━━━ Provided material ━━━

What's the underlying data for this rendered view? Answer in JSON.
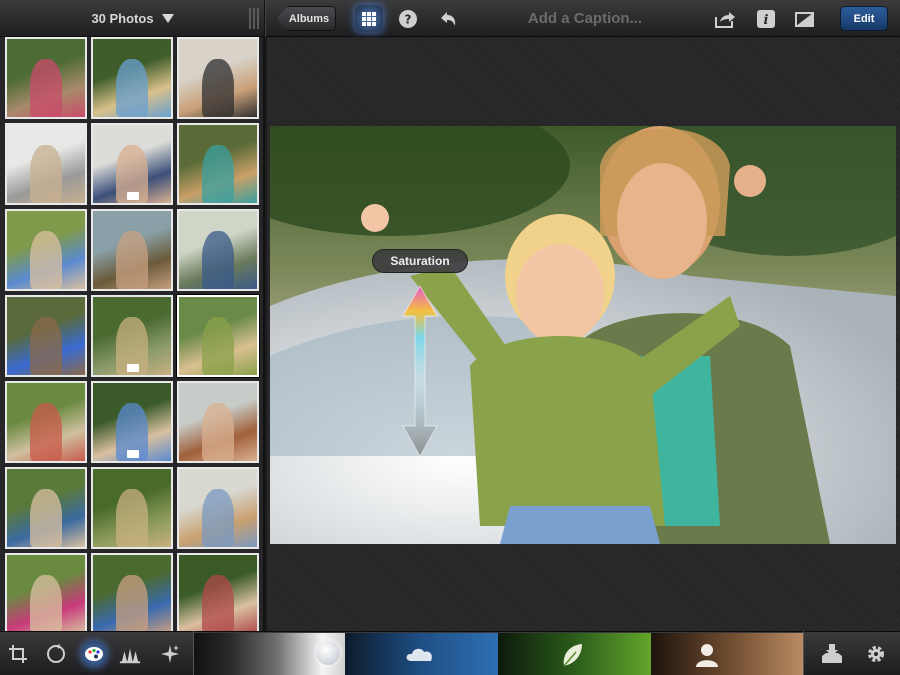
{
  "topbar": {
    "album_title": "30 Photos",
    "albums_label": "Albums",
    "caption_placeholder": "Add a Caption...",
    "edit_label": "Edit",
    "icons": [
      "grid-icon",
      "help-icon",
      "undo-icon",
      "share-icon",
      "info-icon",
      "flag-icon"
    ]
  },
  "viewer": {
    "overlay_label": "Saturation"
  },
  "sidebar": {
    "thumbnail_count": 21,
    "selected_index": 11
  },
  "bottombar": {
    "tools": [
      "crop-icon",
      "rotate-icon",
      "palette-icon",
      "brush-icon",
      "effects-icon"
    ],
    "strips": [
      "saturation-strip",
      "sky-strip",
      "foliage-strip",
      "skin-strip"
    ],
    "right_icons": [
      "import-icon",
      "settings-icon"
    ]
  },
  "colors": {
    "accent_blue": "#2e5d9c",
    "background": "#262628"
  }
}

━━━

Transcribe each entry above exactly, apart from the pictures.

[Solution to this task]:
What's the underlying data for this rendered view? Answer in JSON.
{
  "topbar": {
    "album_title": "30 Photos",
    "albums_label": "Albums",
    "caption_placeholder": "Add a Caption...",
    "edit_label": "Edit",
    "icons": [
      "grid-icon",
      "help-icon",
      "undo-icon",
      "share-icon",
      "info-icon",
      "flag-icon"
    ]
  },
  "viewer": {
    "overlay_label": "Saturation"
  },
  "sidebar": {
    "thumbnail_count": 21,
    "selected_index": 11
  },
  "bottombar": {
    "tools": [
      "crop-icon",
      "rotate-icon",
      "palette-icon",
      "brush-icon",
      "effects-icon"
    ],
    "strips": [
      "saturation-strip",
      "sky-strip",
      "foliage-strip",
      "skin-strip"
    ],
    "right_icons": [
      "import-icon",
      "settings-icon"
    ]
  },
  "colors": {
    "accent_blue": "#2e5d9c",
    "background": "#262628"
  }
}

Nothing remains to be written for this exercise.